*Exercise requirements*:
Where a line below holds the string "luna", copy that line.

*The input*:

***

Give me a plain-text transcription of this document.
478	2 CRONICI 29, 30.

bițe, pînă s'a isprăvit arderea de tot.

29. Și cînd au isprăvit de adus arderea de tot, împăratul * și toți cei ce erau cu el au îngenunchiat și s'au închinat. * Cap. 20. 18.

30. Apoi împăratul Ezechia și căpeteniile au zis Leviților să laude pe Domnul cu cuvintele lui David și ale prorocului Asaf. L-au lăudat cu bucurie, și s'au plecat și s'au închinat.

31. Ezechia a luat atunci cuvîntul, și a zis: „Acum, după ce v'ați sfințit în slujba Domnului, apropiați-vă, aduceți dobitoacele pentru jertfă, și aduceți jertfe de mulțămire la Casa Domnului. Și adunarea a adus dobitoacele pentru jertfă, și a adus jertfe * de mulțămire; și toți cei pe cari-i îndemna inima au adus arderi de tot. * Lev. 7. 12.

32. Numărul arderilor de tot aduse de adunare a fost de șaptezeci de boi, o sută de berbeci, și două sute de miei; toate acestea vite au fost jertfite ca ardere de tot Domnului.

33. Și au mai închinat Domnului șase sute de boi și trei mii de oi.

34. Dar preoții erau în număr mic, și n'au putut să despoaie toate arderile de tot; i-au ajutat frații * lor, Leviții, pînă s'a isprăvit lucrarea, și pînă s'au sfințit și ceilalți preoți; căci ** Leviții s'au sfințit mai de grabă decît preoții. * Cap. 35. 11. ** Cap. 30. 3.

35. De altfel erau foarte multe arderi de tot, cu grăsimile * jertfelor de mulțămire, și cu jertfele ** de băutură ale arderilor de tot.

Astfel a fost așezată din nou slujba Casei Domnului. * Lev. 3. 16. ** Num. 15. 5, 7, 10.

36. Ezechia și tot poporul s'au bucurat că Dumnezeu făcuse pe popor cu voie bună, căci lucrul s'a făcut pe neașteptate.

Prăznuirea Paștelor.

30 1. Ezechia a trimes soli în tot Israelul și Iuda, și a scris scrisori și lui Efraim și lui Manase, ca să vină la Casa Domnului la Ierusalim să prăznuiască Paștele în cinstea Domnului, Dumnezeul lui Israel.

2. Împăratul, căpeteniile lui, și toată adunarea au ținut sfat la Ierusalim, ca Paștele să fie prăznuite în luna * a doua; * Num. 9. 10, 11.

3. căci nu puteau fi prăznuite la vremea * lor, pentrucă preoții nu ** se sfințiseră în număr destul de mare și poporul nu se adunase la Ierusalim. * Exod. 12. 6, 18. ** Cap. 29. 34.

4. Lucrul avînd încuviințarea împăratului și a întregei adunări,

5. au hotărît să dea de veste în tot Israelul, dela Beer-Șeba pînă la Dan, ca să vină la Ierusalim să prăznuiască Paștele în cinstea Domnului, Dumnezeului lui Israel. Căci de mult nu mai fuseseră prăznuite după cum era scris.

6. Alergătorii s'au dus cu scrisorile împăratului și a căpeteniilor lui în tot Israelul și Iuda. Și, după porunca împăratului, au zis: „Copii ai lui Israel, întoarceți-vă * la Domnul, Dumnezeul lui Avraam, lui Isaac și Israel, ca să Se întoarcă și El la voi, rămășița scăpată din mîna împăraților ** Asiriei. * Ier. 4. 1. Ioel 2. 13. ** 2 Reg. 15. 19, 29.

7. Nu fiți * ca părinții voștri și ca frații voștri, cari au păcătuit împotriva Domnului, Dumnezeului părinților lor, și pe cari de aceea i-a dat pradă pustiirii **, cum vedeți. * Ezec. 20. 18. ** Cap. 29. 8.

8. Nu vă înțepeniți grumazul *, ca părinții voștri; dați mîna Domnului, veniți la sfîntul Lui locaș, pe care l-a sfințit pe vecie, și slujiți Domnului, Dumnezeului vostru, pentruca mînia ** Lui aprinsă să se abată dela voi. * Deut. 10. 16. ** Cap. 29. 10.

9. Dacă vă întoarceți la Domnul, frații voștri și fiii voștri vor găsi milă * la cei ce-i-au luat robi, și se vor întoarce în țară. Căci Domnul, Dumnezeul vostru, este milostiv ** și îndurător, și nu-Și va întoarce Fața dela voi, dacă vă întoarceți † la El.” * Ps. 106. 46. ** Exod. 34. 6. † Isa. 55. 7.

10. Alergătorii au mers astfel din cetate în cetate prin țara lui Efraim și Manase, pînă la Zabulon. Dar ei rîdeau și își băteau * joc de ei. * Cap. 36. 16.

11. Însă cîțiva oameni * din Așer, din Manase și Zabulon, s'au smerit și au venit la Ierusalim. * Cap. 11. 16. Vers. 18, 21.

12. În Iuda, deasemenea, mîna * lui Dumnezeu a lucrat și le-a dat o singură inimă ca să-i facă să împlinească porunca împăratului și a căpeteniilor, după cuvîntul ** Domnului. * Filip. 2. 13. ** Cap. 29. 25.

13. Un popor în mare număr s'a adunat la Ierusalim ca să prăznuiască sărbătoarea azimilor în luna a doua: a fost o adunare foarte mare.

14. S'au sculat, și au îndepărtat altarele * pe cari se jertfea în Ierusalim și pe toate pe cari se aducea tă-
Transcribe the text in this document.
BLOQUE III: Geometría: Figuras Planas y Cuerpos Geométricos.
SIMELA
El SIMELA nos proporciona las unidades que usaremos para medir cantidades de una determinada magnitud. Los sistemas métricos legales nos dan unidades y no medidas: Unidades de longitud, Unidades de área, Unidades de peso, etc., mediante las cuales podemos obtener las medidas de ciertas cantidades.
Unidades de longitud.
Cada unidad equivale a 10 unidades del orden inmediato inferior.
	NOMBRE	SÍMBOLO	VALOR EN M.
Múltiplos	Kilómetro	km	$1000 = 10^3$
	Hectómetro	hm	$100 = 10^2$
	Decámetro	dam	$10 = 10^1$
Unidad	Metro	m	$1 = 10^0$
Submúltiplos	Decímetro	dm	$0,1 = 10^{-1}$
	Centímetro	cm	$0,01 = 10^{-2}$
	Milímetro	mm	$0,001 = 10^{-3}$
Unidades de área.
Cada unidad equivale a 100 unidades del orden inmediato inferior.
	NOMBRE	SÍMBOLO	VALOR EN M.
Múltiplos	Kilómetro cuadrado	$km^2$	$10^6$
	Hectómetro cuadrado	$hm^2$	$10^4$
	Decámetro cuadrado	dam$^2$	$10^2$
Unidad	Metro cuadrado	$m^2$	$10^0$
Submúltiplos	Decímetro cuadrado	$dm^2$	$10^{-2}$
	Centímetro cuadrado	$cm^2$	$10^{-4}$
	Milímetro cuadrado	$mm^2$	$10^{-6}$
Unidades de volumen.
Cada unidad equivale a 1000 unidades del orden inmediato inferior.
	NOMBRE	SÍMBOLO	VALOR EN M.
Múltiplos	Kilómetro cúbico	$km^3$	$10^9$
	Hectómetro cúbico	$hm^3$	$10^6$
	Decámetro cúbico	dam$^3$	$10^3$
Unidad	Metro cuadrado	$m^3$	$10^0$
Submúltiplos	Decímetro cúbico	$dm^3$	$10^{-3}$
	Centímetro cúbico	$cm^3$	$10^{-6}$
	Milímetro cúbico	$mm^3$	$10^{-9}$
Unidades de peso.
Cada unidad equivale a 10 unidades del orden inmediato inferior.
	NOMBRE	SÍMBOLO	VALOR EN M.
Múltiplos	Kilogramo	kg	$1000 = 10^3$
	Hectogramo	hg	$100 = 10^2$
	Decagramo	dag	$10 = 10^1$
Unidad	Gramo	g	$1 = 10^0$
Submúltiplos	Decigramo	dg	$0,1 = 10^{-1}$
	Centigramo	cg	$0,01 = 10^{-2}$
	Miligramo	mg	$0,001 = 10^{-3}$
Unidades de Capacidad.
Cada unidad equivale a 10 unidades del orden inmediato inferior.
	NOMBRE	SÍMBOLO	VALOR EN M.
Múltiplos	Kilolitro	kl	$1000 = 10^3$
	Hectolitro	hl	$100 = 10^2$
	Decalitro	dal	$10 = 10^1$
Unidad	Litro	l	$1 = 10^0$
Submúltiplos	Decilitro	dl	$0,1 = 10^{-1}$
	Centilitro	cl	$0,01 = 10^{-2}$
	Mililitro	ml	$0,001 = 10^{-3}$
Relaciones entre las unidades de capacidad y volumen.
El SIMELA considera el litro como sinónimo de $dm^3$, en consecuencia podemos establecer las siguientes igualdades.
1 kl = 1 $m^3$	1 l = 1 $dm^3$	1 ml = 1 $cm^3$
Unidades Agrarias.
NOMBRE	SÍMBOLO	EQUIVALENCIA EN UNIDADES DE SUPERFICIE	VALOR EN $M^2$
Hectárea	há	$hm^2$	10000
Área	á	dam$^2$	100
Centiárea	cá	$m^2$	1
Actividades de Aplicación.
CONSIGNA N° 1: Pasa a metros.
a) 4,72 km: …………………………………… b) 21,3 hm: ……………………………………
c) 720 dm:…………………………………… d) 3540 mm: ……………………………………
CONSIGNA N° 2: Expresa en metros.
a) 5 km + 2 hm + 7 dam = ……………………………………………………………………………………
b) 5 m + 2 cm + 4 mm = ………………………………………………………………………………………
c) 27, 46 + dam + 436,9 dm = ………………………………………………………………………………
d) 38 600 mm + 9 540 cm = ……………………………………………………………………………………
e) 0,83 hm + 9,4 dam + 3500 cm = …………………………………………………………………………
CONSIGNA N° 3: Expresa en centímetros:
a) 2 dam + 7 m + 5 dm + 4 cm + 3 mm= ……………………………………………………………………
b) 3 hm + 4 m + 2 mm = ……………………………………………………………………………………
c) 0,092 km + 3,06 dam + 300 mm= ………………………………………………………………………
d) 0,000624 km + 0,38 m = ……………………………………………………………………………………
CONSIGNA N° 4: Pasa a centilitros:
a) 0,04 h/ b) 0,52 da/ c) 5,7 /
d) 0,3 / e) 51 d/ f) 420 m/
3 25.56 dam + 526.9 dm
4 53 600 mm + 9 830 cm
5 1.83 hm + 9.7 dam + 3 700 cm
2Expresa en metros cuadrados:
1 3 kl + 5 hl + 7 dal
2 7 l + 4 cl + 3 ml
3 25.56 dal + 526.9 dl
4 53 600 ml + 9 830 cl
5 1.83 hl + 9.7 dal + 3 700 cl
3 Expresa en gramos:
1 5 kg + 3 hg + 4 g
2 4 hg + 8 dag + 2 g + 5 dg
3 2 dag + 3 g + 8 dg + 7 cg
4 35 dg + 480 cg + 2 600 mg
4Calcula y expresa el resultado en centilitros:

***

*Response to the task*:
2. Împăratul, căpeteniile lui, și toată adunarea au ținut sfat la Ierusalim, ca Paștele să fie prăznuite în luna * a doua; * Num. 9. 10, 11.
13. Un popor în mare număr s'a adunat la Ierusalim ca să prăznuiască sărbătoarea azimilor în luna a doua: a fost o adunare foarte mare.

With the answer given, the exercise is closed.